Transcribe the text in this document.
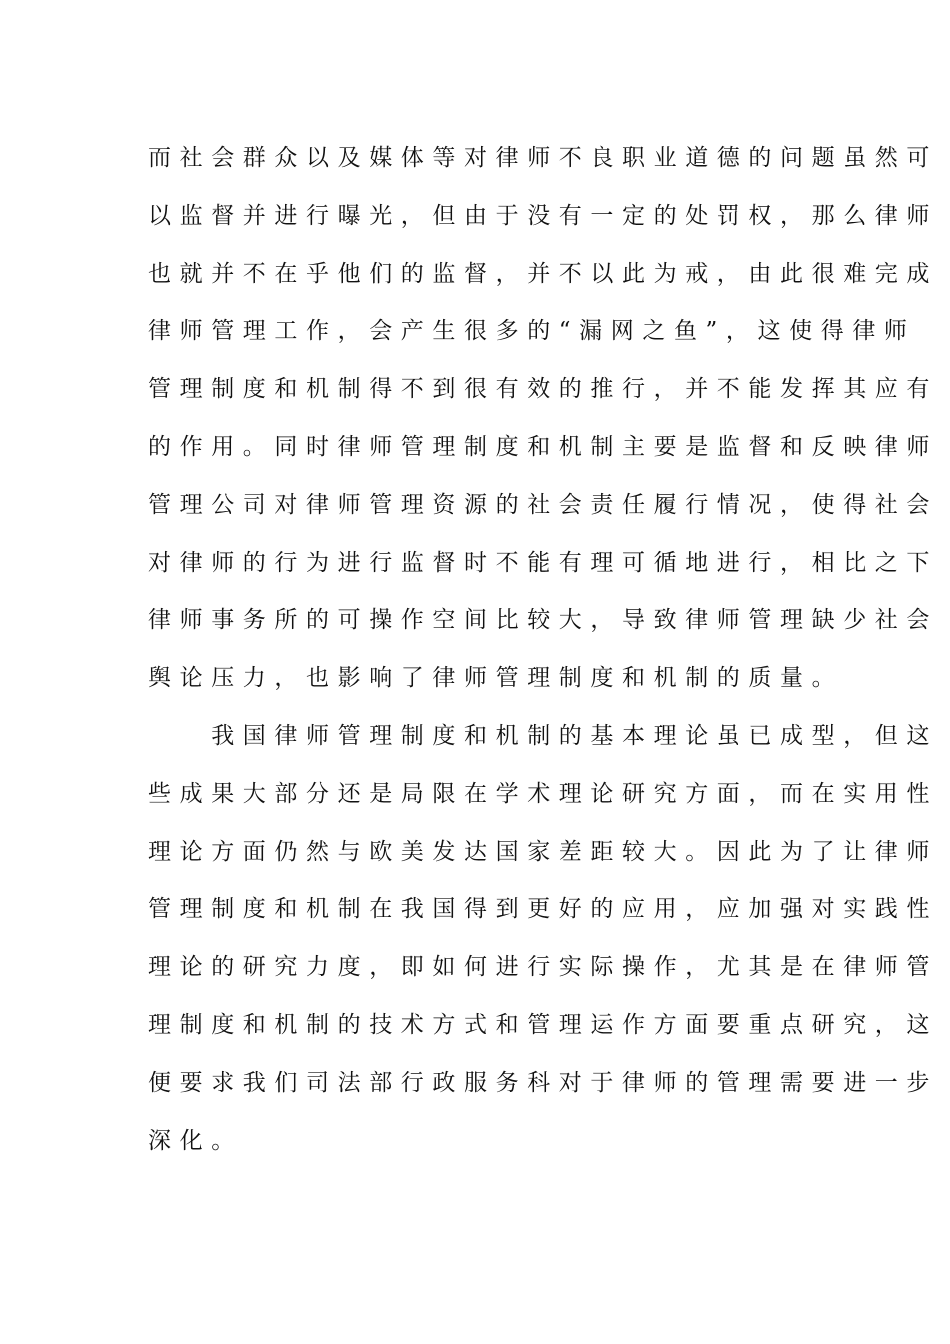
而社会群众以及媒体等对律师不良职业道德的问题虽然可
以监督并进行曝光，但由于没有一定的处罚权，那么律师
也就并不在乎他们的监督，并不以此为戒，由此很难完成
律师管理工作，会产生很多的“漏网之鱼”，这使得律师
管理制度和机制得不到很有效的推行，并不能发挥其应有
的作用。同时律师管理制度和机制主要是监督和反映律师
管理公司对律师管理资源的社会责任履行情况，使得社会
对律师的行为进行监督时不能有理可循地进行，相比之下
律师事务所的可操作空间比较大，导致律师管理缺少社会
舆论压力，也影响了律师管理制度和机制的质量。
　　我国律师管理制度和机制的基本理论虽已成型，但这
些成果大部分还是局限在学术理论研究方面，而在实用性
理论方面仍然与欧美发达国家差距较大。因此为了让律师
管理制度和机制在我国得到更好的应用，应加强对实践性
理论的研究力度，即如何进行实际操作，尤其是在律师管
理制度和机制的技术方式和管理运作方面要重点研究，这
便要求我们司法部行政服务科对于律师的管理需要进一步
深化。
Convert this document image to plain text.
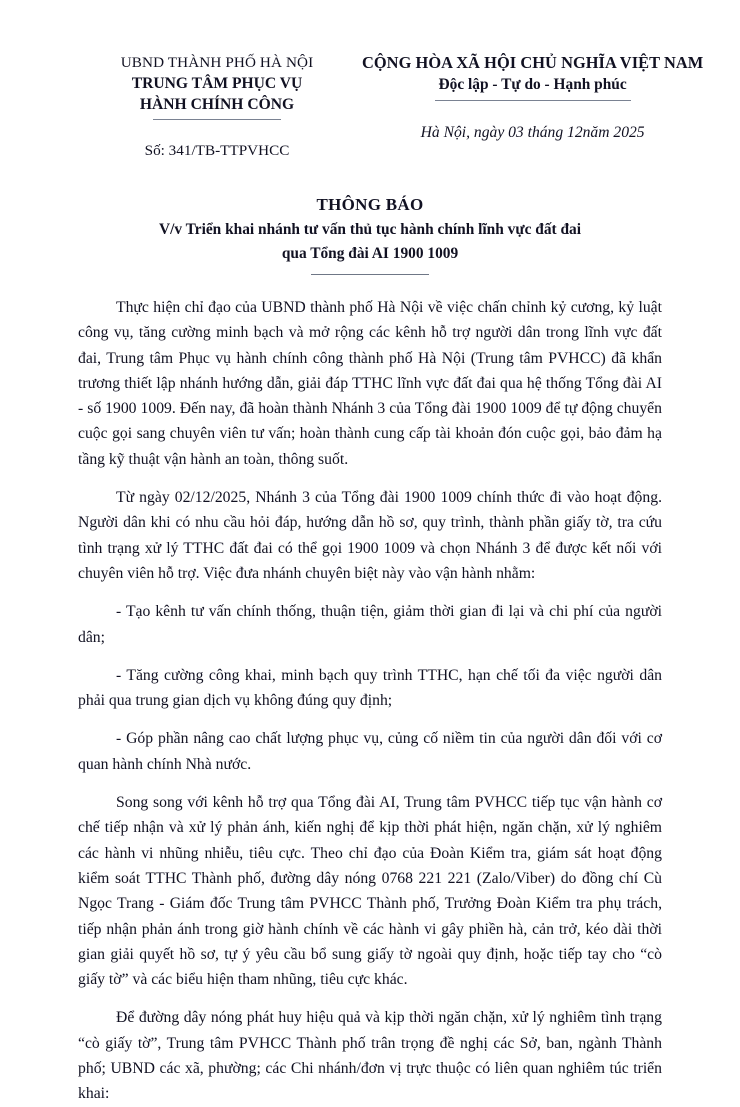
UBND THÀNH PHỐ HÀ NỘI
TRUNG TÂM PHỤC VỤ
HÀNH CHÍNH CÔNG
Số: 341/TB-TTPVHCC
CỘNG HÒA XÃ HỘI CHỦ NGHĨA VIỆT NAM
Độc lập - Tự do - Hạnh phúc
Hà Nội, ngày 03 tháng 12năm 2025
THÔNG BÁO
V/v Triển khai nhánh tư vấn thủ tục hành chính lĩnh vực đất đai
qua Tổng đài AI 1900 1009

Thực hiện chỉ đạo của UBND thành phố Hà Nội về việc chấn chỉnh kỷ cương, kỷ luật công vụ, tăng cường minh bạch và mở rộng các kênh hỗ trợ người dân trong lĩnh vực đất đai, Trung tâm Phục vụ hành chính công thành phố Hà Nội (Trung tâm PVHCC) đã khẩn trương thiết lập nhánh hướng dẫn, giải đáp TTHC lĩnh vực đất đai qua hệ thống Tổng đài AI - số 1900 1009. Đến nay, đã hoàn thành Nhánh 3 của Tổng đài 1900 1009 để tự động chuyển cuộc gọi sang chuyên viên tư vấn; hoàn thành cung cấp tài khoản đón cuộc gọi, bảo đảm hạ tầng kỹ thuật vận hành an toàn, thông suốt.

Từ ngày 02/12/2025, Nhánh 3 của Tổng đài 1900 1009 chính thức đi vào hoạt động. Người dân khi có nhu cầu hỏi đáp, hướng dẫn hồ sơ, quy trình, thành phần giấy tờ, tra cứu tình trạng xử lý TTHC đất đai có thể gọi 1900 1009 và chọn Nhánh 3 để được kết nối với chuyên viên hỗ trợ. Việc đưa nhánh chuyên biệt này vào vận hành nhằm:

- Tạo kênh tư vấn chính thống, thuận tiện, giảm thời gian đi lại và chi phí của người dân;

- Tăng cường công khai, minh bạch quy trình TTHC, hạn chế tối đa việc người dân phải qua trung gian dịch vụ không đúng quy định;

- Góp phần nâng cao chất lượng phục vụ, củng cố niềm tin của người dân đối với cơ quan hành chính Nhà nước.

Song song với kênh hỗ trợ qua Tổng đài AI, Trung tâm PVHCC tiếp tục vận hành cơ chế tiếp nhận và xử lý phản ánh, kiến nghị để kịp thời phát hiện, ngăn chặn, xử lý nghiêm các hành vi nhũng nhiễu, tiêu cực. Theo chỉ đạo của Đoàn Kiểm tra, giám sát hoạt động kiểm soát TTHC Thành phố, đường dây nóng 0768 221 221 (Zalo/Viber) do đồng chí Cù Ngọc Trang - Giám đốc Trung tâm PVHCC Thành phố, Trưởng Đoàn Kiểm tra phụ trách, tiếp nhận phản ánh trong giờ hành chính về các hành vi gây phiền hà, cản trở, kéo dài thời gian giải quyết hồ sơ, tự ý yêu cầu bổ sung giấy tờ ngoài quy định, hoặc tiếp tay cho “cò giấy tờ” và các biểu hiện tham nhũng, tiêu cực khác.

Để đường dây nóng phát huy hiệu quả và kịp thời ngăn chặn, xử lý nghiêm tình trạng “cò giấy tờ”, Trung tâm PVHCC Thành phố trân trọng đề nghị các Sở, ban, ngành Thành phố; UBND các xã, phường; các Chi nhánh/đơn vị trực thuộc có liên quan nghiêm túc triển khai:
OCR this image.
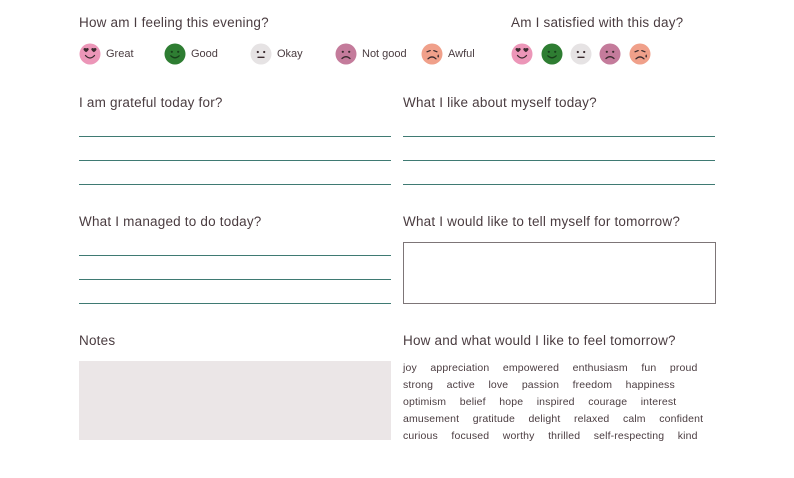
How am I feeling this evening?
Great	Good	Okay	Not good	Awful
Am I satisfied with this day?
I am grateful today for?	What I like about myself today?
What I managed to do today?	What I would like to tell myself for tomorrow?
Notes	How and what would I like to feel tomorrow?
joy appreciation empowered enthusiasm fun proud
strong active love passion freedom happiness
optimism belief hope inspired courage interest
amusement gratitude delight relaxed calm confident
curious focused worthy thrilled self-respecting kind
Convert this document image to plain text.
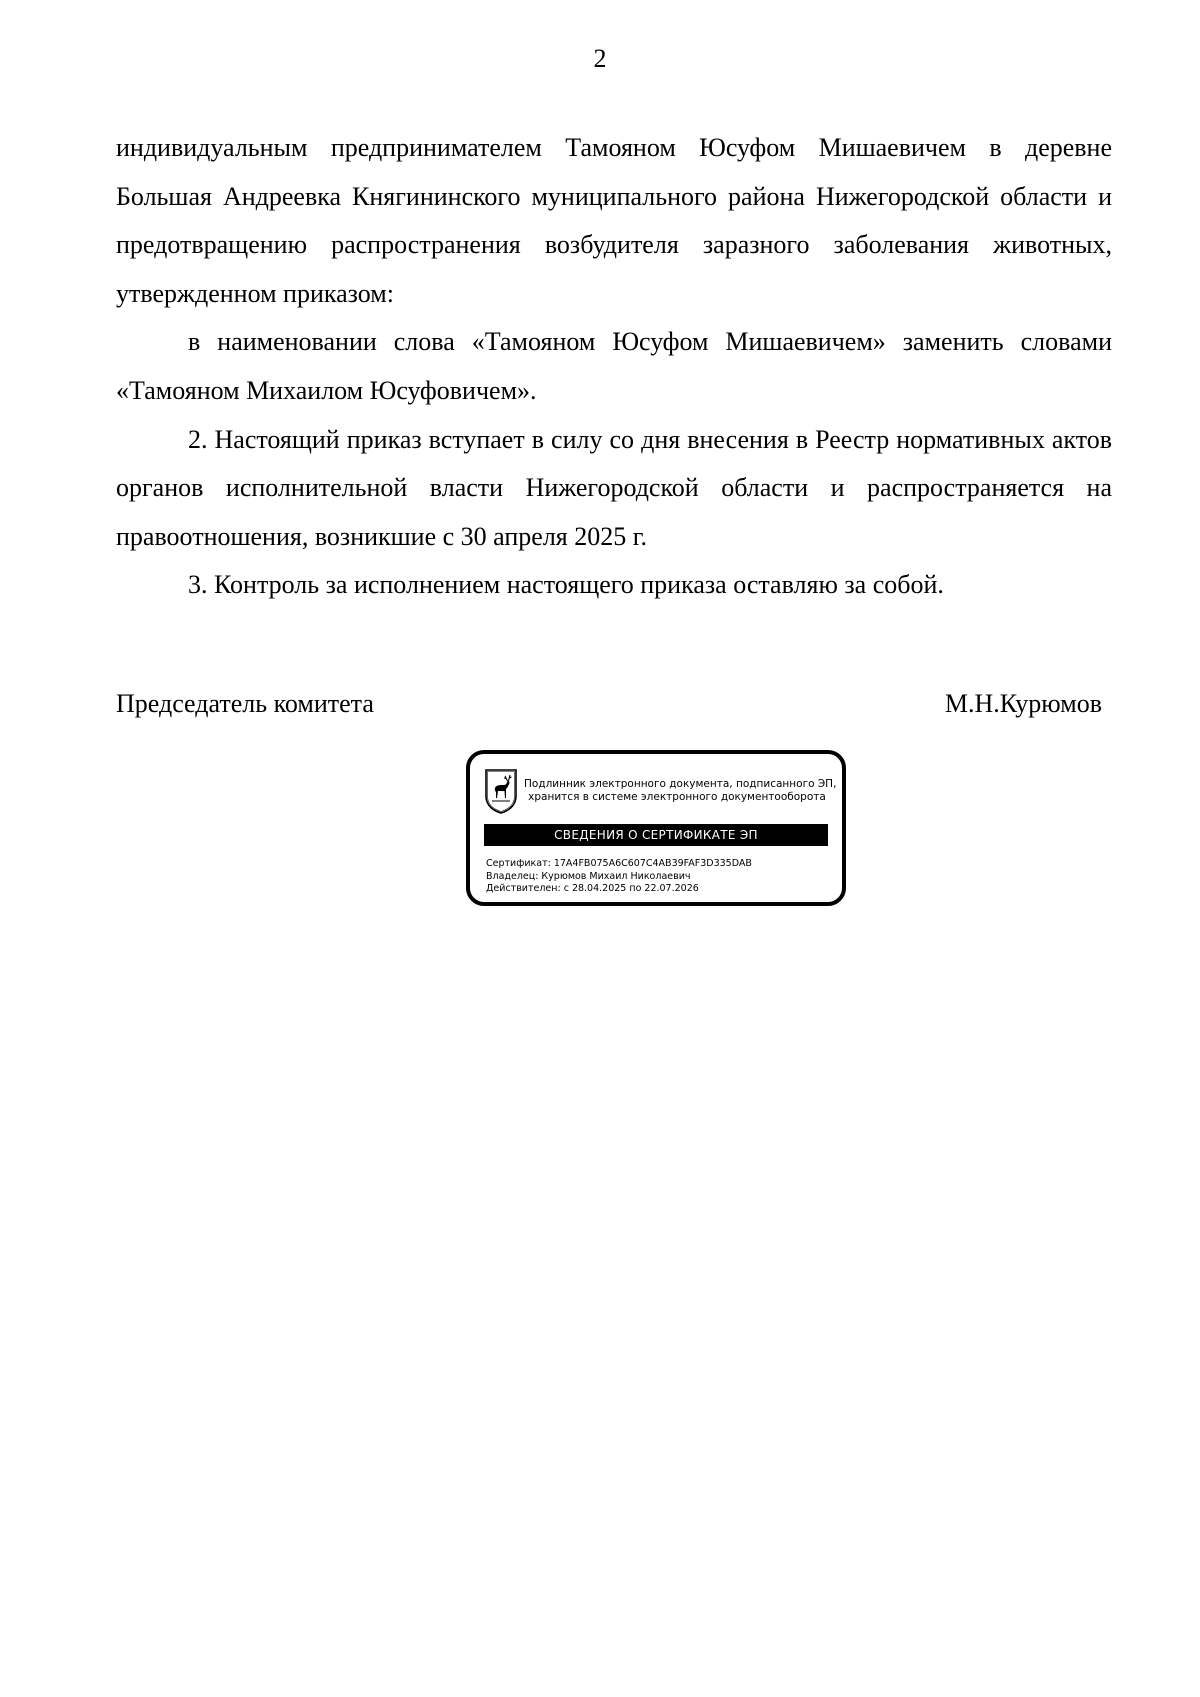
2

индивидуальным предпринимателем Тамояном Юсуфом Мишаевичем в деревне Большая Андреевка Княгининского муниципального района Нижегородской области и предотвращению распространения возбудителя заразного заболевания животных, утвержденном приказом:

в наименовании слова «Тамояном Юсуфом Мишаевичем» заменить словами «Тамояном Михаилом Юсуфовичем».

2. Настоящий приказ вступает в силу со дня внесения в Реестр нормативных актов органов исполнительной власти Нижегородской области и распространяется на правоотношения, возникшие с 30 апреля 2025 г.

3. Контроль за исполнением настоящего приказа оставляю за собой.

Председатель комитета	М.Н.Курюмов
Подлинник электронного документа, подписанного ЭП,
хранится в системе электронного документооборота
СВЕДЕНИЯ О СЕРТИФИКАТЕ ЭП
Сертификат: 17A4FB075A6C607C4AB39FAF3D335DAB
Владелец: Курюмов Михаил Николаевич
Действителен: с 28.04.2025 по 22.07.2026
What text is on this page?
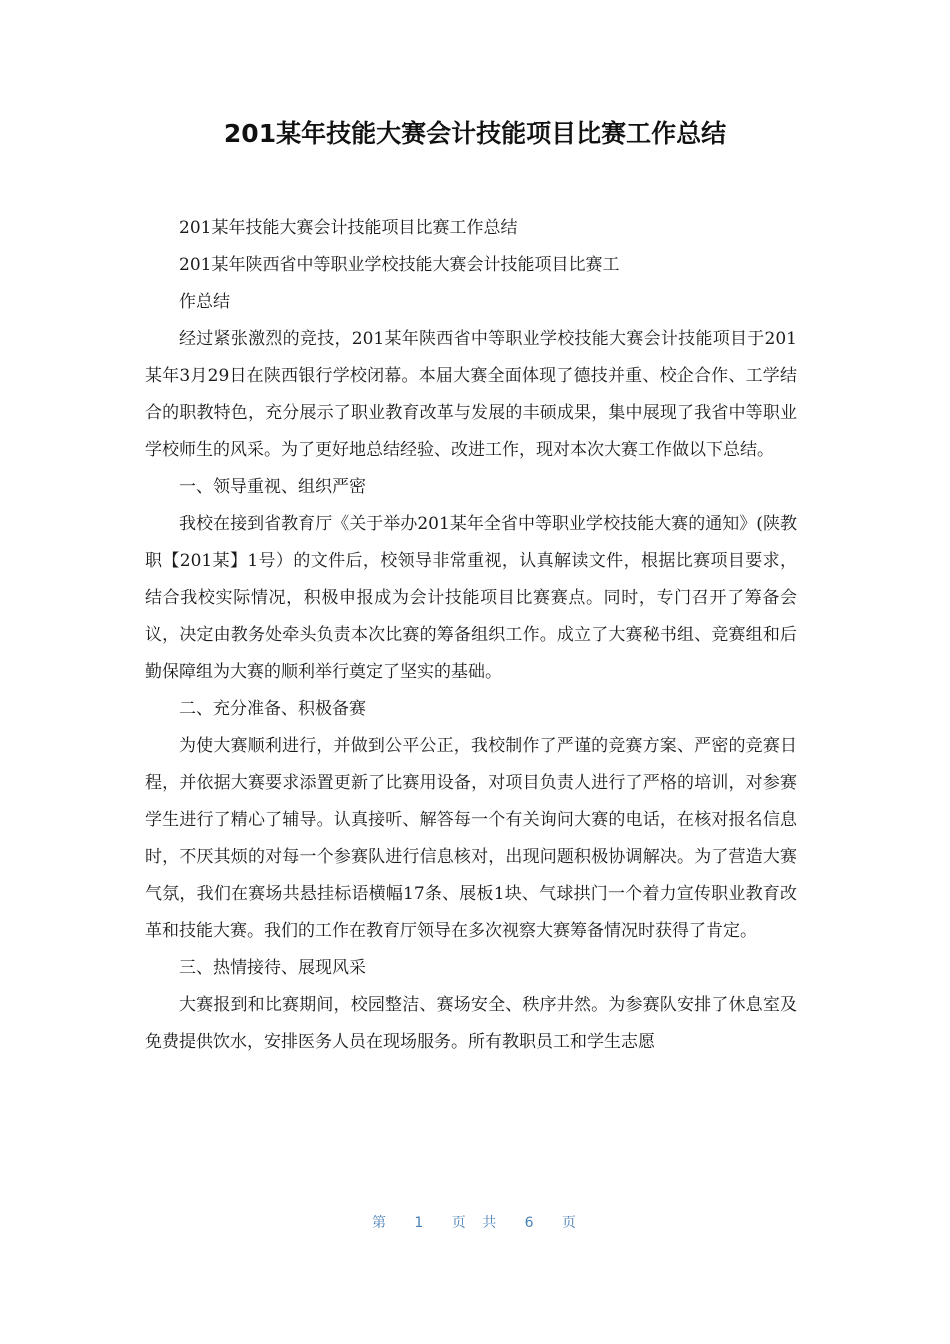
201某年技能大赛会计技能项目比赛工作总结

201某年技能大赛会计技能项目比赛工作总结

201某年陕西省中等职业学校技能大赛会计技能项目比赛工

作总结

经过紧张激烈的竞技，201某年陕西省中等职业学校技能大赛会计技能项目于201某年3月29日在陕西银行学校闭幕。本届大赛全面体现了德技并重、校企合作、工学结合的职教特色，充分展示了职业教育改革与发展的丰硕成果，集中展现了我省中等职业学校师生的风采。为了更好地总结经验、改进工作，现对本次大赛工作做以下总结。

一、领导重视、组织严密

我校在接到省教育厅《关于举办201某年全省中等职业学校技能大赛的通知》(陕教职【201某】1号）的文件后，校领导非常重视，认真解读文件，根据比赛项目要求，结合我校实际情况，积极申报成为会计技能项目比赛赛点。同时，专门召开了筹备会议，决定由教务处牵头负责本次比赛的筹备组织工作。成立了大赛秘书组、竞赛组和后勤保障组为大赛的顺利举行奠定了坚实的基础。

二、充分准备、积极备赛

为使大赛顺利进行，并做到公平公正，我校制作了严谨的竞赛方案、严密的竞赛日程，并依据大赛要求添置更新了比赛用设备，对项目负责人进行了严格的培训，对参赛学生进行了精心了辅导。认真接听、解答每一个有关询问大赛的电话，在核对报名信息时，不厌其烦的对每一个参赛队进行信息核对，出现问题积极协调解决。为了营造大赛气氛，我们在赛场共悬挂标语横幅17条、展板1块、气球拱门一个着力宣传职业教育改革和技能大赛。我们的工作在教育厅领导在多次视察大赛筹备情况时获得了肯定。

三、热情接待、展现风采

大赛报到和比赛期间，校园整洁、赛场安全、秩序井然。为参赛队安排了休息室及免费提供饮水，安排医务人员在现场服务。所有教职员工和学生志愿

第 1 页 共 6 页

----------

GOAL
Identify and copy all lines with the word "quan".

TASK ANSWER
- Góp phần nâng cao chất lượng phục vụ, củng cố niềm tin của người dân đối với cơ quan hành chính Nhà nước.
Để đường dây nóng phát huy hiệu quả và kịp thời ngăn chặn, xử lý nghiêm tình trạng “cò giấy tờ”, Trung tâm PVHCC Thành phố trân trọng đề nghị các Sở, ban, ngành Thành phố; UBND các xã, phường; các Chi nhánh/đơn vị trực thuộc có liên quan nghiêm túc triển khai:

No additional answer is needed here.